What you will do | Pick out the lines below that include the string "части".

Records to process |
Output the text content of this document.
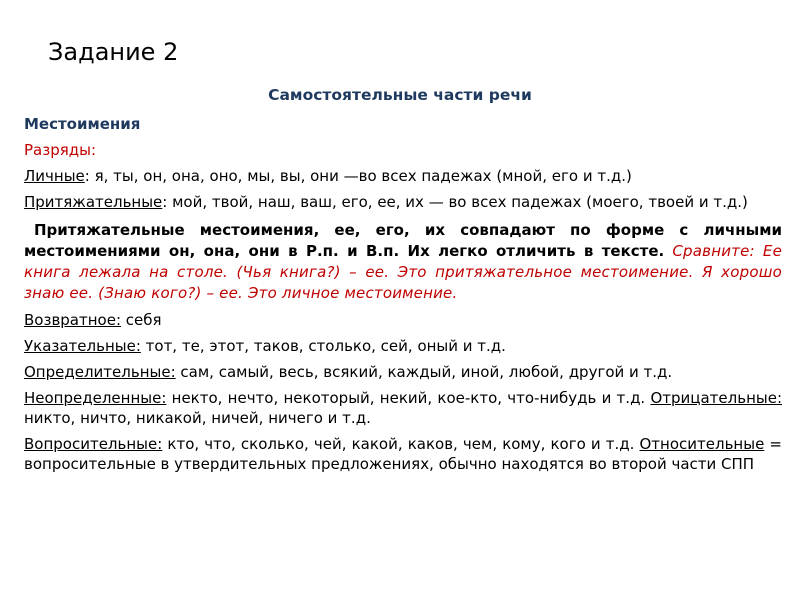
Задание 2
Самостоятельные части речи

Местоимения

Разряды:

Личные: я, ты, он, она, оно, мы, вы, они —во всех падежах (мной, его и т.д.)

Притяжательные: мой, твой, наш, ваш, его, ее, их — во всех падежах (моего, твоей и т.д.)

Притяжательные местоимения, ее, его, их совпадают по форме с личными местоимениями он, она, они в Р.п. и В.п. Их легко отличить в тексте. Сравните: Ее книга лежала на столе. (Чья книга?) – ее. Это притяжательное местоимение. Я хорошо знаю ее. (Знаю кого?) – ее. Это личное местоимение.

Возвратное: себя

Указательные: тот, те, этот, таков, столько, сей, оный и т.д.

Определительные: сам, самый, весь, всякий, каждый, иной, любой, другой и т.д.

Неопределенные: некто, нечто, некоторый, некий, кое-кто, что-нибудь и т.д. Отрицательные: никто, ничто, никакой, ничей, ничего и т.д.

Вопросительные: кто, что, сколько, чей, какой, каков, чем, кому, кого и т.д. Относительные = вопросительные в утвердительных предложениях, обычно находятся во второй части СПП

Written solution |
Самостоятельные части речи
Вопросительные: кто, что, сколько, чей, какой, каков, чем, кому, кого и т.д. Относительные = вопросительные в утвердительных предложениях, обычно находятся во второй части СПП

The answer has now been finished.